Collected data entries ▸
· · · ·

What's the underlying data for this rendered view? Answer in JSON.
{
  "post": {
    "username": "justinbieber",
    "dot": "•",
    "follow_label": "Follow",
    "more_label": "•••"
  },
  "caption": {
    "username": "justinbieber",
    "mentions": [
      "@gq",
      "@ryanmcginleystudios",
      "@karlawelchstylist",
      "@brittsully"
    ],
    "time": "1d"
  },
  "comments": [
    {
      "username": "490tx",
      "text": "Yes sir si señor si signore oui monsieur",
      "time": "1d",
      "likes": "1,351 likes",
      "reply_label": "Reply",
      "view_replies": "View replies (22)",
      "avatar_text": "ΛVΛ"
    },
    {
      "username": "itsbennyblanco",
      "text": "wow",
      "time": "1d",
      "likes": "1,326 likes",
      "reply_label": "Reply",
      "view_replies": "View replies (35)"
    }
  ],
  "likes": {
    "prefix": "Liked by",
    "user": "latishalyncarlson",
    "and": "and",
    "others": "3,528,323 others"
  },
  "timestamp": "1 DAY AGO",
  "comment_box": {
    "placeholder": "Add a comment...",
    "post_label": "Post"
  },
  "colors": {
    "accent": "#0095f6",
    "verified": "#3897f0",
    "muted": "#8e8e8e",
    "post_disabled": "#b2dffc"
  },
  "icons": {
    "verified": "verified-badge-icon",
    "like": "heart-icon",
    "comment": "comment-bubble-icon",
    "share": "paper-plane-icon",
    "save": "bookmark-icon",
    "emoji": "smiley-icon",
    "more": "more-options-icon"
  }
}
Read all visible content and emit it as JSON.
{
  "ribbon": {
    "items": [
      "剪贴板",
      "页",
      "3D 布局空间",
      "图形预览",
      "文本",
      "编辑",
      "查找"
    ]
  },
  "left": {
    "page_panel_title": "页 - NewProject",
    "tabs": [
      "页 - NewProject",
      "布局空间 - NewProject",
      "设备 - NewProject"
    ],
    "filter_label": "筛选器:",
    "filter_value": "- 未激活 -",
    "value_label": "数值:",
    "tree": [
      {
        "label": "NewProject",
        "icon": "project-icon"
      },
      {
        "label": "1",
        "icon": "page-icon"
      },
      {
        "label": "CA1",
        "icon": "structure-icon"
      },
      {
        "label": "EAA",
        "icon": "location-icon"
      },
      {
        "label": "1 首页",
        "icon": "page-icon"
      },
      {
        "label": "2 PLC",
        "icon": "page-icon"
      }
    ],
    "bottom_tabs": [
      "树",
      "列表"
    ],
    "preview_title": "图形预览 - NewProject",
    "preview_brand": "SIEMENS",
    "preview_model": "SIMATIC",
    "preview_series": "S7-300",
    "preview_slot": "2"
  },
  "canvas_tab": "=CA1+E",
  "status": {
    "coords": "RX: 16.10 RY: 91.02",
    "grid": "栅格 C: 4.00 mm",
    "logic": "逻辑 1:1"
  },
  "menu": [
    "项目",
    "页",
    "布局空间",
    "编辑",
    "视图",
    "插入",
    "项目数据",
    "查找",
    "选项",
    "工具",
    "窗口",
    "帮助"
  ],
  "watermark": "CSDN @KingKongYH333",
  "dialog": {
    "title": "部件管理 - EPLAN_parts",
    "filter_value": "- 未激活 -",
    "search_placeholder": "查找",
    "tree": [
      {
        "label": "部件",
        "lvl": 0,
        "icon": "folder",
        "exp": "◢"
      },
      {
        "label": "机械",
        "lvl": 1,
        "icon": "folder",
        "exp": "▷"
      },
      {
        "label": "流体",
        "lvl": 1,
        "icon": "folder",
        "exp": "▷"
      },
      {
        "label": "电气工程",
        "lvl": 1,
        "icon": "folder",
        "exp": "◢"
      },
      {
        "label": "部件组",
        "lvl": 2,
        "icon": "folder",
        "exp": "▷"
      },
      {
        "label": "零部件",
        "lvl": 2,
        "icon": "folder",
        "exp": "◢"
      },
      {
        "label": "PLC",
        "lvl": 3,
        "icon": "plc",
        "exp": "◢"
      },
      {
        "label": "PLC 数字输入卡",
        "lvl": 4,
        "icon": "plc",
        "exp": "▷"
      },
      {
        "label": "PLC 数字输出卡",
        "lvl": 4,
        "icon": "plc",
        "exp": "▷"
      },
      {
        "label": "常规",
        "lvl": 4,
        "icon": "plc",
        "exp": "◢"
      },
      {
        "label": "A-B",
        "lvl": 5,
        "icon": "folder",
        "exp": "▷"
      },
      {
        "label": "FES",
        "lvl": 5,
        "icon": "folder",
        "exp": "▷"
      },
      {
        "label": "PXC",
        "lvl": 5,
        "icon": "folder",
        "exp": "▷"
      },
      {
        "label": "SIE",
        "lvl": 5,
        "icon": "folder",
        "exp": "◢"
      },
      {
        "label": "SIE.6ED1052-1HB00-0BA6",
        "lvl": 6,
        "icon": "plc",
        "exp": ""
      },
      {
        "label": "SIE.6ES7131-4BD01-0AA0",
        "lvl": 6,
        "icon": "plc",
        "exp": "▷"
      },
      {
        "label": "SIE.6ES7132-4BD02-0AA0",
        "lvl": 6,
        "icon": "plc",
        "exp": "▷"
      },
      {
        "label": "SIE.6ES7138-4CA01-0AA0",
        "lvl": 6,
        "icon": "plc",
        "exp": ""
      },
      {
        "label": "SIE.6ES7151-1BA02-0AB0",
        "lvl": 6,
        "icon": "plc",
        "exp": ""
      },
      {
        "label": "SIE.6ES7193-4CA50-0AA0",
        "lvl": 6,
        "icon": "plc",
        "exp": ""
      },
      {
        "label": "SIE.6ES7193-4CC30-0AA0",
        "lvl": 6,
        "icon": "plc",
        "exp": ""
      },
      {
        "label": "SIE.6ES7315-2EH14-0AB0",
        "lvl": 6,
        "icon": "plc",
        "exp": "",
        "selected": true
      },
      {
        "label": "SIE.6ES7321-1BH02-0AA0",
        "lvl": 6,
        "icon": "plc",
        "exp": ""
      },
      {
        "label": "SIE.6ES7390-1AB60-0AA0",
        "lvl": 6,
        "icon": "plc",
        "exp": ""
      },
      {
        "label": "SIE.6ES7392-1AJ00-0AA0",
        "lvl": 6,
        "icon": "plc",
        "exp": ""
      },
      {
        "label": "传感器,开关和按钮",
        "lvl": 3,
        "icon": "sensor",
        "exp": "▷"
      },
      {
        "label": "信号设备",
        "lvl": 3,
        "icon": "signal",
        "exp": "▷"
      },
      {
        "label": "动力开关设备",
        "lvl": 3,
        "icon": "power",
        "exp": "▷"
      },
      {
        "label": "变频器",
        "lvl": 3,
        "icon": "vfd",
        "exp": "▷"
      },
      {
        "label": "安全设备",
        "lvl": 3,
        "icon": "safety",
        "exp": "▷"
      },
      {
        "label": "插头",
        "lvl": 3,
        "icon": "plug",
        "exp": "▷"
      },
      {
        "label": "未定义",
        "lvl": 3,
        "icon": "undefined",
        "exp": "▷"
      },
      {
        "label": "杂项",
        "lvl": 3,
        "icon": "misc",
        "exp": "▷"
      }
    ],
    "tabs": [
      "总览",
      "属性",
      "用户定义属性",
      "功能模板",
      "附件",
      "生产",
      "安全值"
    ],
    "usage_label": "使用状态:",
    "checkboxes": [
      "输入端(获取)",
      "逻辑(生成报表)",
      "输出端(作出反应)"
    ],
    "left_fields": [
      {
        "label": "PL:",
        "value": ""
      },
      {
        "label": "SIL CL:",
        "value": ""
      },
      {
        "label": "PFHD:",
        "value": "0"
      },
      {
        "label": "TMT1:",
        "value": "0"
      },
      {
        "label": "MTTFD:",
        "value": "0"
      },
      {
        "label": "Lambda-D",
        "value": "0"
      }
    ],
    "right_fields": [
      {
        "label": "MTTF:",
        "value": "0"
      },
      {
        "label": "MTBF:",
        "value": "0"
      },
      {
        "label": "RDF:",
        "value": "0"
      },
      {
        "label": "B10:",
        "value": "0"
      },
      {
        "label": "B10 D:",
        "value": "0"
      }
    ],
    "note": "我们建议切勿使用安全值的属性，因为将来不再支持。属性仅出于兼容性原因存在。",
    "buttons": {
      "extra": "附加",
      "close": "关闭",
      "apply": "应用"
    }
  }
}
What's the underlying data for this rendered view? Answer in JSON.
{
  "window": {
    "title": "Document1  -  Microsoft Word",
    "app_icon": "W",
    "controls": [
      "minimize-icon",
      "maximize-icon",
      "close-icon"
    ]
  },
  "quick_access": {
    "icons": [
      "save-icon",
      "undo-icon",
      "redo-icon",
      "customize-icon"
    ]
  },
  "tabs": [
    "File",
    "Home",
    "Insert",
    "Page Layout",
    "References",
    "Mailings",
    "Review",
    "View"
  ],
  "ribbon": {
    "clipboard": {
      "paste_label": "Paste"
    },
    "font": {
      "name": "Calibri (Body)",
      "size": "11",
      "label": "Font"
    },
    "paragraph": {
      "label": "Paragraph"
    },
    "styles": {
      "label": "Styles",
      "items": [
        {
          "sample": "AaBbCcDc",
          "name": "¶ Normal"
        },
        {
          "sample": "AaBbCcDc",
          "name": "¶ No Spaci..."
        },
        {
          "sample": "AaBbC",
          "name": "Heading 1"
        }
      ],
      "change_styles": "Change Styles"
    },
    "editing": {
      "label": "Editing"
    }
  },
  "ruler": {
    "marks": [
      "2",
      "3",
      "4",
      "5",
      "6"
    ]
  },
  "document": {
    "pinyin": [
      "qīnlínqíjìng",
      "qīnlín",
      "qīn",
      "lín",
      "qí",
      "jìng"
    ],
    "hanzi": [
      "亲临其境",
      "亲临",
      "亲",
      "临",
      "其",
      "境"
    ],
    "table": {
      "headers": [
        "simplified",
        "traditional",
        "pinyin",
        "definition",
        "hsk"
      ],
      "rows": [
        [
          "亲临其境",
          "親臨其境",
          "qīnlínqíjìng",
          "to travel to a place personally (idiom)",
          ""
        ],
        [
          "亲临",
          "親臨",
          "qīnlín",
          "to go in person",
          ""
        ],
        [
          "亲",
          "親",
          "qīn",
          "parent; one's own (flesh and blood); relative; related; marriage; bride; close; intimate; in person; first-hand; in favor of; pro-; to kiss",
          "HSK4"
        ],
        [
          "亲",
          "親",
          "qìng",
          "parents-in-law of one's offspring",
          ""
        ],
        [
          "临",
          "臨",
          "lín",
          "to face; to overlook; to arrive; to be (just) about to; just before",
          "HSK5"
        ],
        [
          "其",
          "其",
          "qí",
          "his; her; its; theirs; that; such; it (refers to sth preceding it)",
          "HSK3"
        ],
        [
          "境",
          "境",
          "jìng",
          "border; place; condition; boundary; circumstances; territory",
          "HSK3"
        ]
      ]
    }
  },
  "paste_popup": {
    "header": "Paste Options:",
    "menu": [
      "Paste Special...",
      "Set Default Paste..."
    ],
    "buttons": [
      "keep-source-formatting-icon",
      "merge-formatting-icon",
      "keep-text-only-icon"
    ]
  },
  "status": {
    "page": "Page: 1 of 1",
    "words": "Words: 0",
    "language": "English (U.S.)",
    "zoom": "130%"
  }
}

· · · ·

In the entries above, find lines with "verified" and copy each.

Correct response ▸
    "verified": "#3897f0",
    "verified": "verified-badge-icon",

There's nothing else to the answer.